Your task is to reproduce the entries below word for word.

* **INPUT ROWS**:
::::::

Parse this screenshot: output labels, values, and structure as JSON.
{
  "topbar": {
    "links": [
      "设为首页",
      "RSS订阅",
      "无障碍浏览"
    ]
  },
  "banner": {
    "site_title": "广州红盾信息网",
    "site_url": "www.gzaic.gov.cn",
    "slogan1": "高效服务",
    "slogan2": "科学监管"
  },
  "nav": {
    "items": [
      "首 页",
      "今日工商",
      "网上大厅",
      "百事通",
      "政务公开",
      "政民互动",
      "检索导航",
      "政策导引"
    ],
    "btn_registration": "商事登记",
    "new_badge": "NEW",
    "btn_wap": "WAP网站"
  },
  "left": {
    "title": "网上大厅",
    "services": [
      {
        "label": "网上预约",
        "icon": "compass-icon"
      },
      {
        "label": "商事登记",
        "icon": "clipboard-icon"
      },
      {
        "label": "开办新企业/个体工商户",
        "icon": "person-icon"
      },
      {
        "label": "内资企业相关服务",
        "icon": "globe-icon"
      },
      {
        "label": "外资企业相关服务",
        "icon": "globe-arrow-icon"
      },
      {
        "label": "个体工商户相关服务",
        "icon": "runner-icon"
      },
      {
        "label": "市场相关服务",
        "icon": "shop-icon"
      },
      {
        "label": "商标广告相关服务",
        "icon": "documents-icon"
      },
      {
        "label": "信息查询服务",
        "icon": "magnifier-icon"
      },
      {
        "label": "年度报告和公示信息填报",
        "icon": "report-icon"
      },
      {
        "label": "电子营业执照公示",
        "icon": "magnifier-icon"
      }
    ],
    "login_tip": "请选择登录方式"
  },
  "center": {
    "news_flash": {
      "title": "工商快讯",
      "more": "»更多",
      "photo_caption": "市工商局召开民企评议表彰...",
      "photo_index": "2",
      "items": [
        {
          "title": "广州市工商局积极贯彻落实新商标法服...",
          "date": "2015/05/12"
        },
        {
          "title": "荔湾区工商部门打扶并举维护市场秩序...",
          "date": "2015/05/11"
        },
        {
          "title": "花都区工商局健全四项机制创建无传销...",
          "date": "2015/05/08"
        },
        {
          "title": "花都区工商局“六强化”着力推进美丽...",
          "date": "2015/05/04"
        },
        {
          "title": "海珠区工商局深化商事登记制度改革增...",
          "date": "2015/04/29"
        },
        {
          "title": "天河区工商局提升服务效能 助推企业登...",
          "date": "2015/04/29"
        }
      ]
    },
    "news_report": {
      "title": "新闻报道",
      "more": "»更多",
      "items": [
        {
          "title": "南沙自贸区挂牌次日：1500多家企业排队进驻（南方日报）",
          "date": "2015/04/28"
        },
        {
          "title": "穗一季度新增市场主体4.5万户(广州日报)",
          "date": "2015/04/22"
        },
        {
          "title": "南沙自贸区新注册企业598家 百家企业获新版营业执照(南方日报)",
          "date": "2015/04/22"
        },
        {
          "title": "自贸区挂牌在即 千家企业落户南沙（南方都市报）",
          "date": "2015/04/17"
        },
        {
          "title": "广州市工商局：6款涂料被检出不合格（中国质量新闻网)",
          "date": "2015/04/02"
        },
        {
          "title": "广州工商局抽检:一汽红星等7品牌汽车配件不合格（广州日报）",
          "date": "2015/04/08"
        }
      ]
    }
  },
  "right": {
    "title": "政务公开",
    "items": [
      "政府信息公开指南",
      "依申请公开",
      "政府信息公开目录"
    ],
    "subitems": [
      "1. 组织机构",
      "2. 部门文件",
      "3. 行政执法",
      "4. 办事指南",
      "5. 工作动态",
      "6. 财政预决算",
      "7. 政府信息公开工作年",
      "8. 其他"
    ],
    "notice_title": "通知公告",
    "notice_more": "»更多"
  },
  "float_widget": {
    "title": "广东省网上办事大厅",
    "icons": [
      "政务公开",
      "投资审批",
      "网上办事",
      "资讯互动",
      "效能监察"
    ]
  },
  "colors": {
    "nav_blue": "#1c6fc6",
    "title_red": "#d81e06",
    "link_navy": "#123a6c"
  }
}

::::::

* **RESULT OF THIS TASK**:
Parse this screenshot: output labels, values, and structure as JSON.
{
  "topbar": {
    "links": [
      "设为首页",
      "RSS订阅",
      "无障碍浏览"
    ]
  },
  "banner": {
    "site_title": "广州红盾信息网",
    "site_url": "www.gzaic.gov.cn",
    "slogan1": "高效服务",
    "slogan2": "科学监管"
  },
  "nav": {
    "items": [
      "首 页",
      "今日工商",
      "网上大厅",
      "百事通",
      "政务公开",
      "政民互动",
      "检索导航",
      "政策导引"
    ],
    "btn_registration": "商事登记",
    "new_badge": "NEW",
    "btn_wap": "WAP网站"
  },
  "left": {
    "title": "网上大厅",
    "services": [
      {
        "label": "网上预约",
        "icon": "compass-icon"
      },
      {
        "label": "商事登记",
        "icon": "clipboard-icon"
      },
      {
        "label": "开办新企业/个体工商户",
        "icon": "person-icon"
      },
      {
        "label": "内资企业相关服务",
        "icon": "globe-icon"
      },
      {
        "label": "外资企业相关服务",
        "icon": "globe-arrow-icon"
      },
      {
        "label": "个体工商户相关服务",
        "icon": "runner-icon"
      },
      {
        "label": "市场相关服务",
        "icon": "shop-icon"
      },
      {
        "label": "商标广告相关服务",
        "icon": "documents-icon"
      },
      {
        "label": "信息查询服务",
        "icon": "magnifier-icon"
      },
      {
        "label": "年度报告和公示信息填报",
        "icon": "report-icon"
      },
      {
        "label": "电子营业执照公示",
        "icon": "magnifier-icon"
      }
    ],
    "login_tip": "请选择登录方式"
  },
  "center": {
    "news_flash": {
      "title": "工商快讯",
      "more": "»更多",
      "photo_caption": "市工商局召开民企评议表彰...",
      "photo_index": "2",
      "items": [
        {
          "title": "广州市工商局积极贯彻落实新商标法服...",
          "date": "2015/05/12"
        },
        {
          "title": "荔湾区工商部门打扶并举维护市场秩序...",
          "date": "2015/05/11"
        },
        {
          "title": "花都区工商局健全四项机制创建无传销...",
          "date": "2015/05/08"
        },
        {
          "title": "花都区工商局“六强化”着力推进美丽...",
          "date": "2015/05/04"
        },
        {
          "title": "海珠区工商局深化商事登记制度改革增...",
          "date": "2015/04/29"
        },
        {
          "title": "天河区工商局提升服务效能 助推企业登...",
          "date": "2015/04/29"
        }
      ]
    },
    "news_report": {
      "title": "新闻报道",
      "more": "»更多",
      "items": [
        {
          "title": "南沙自贸区挂牌次日：1500多家企业排队进驻（南方日报）",
          "date": "2015/04/28"
        },
        {
          "title": "穗一季度新增市场主体4.5万户(广州日报)",
          "date": "2015/04/22"
        },
        {
          "title": "南沙自贸区新注册企业598家 百家企业获新版营业执照(南方日报)",
          "date": "2015/04/22"
        },
        {
          "title": "自贸区挂牌在即 千家企业落户南沙（南方都市报）",
          "date": "2015/04/17"
        },
        {
          "title": "广州市工商局：6款涂料被检出不合格（中国质量新闻网)",
          "date": "2015/04/02"
        },
        {
          "title": "广州工商局抽检:一汽红星等7品牌汽车配件不合格（广州日报）",
          "date": "2015/04/08"
        }
      ]
    }
  },
  "right": {
    "title": "政务公开",
    "items": [
      "政府信息公开指南",
      "依申请公开",
      "政府信息公开目录"
    ],
    "subitems": [
      "1. 组织机构",
      "2. 部门文件",
      "3. 行政执法",
      "4. 办事指南",
      "5. 工作动态",
      "6. 财政预决算",
      "7. 政府信息公开工作年",
      "8. 其他"
    ],
    "notice_title": "通知公告",
    "notice_more": "»更多"
  },
  "float_widget": {
    "title": "广东省网上办事大厅",
    "icons": [
      "政务公开",
      "投资审批",
      "网上办事",
      "资讯互动",
      "效能监察"
    ]
  },
  "colors": {
    "nav_blue": "#1c6fc6",
    "title_red": "#d81e06",
    "link_navy": "#123a6c"
  }
}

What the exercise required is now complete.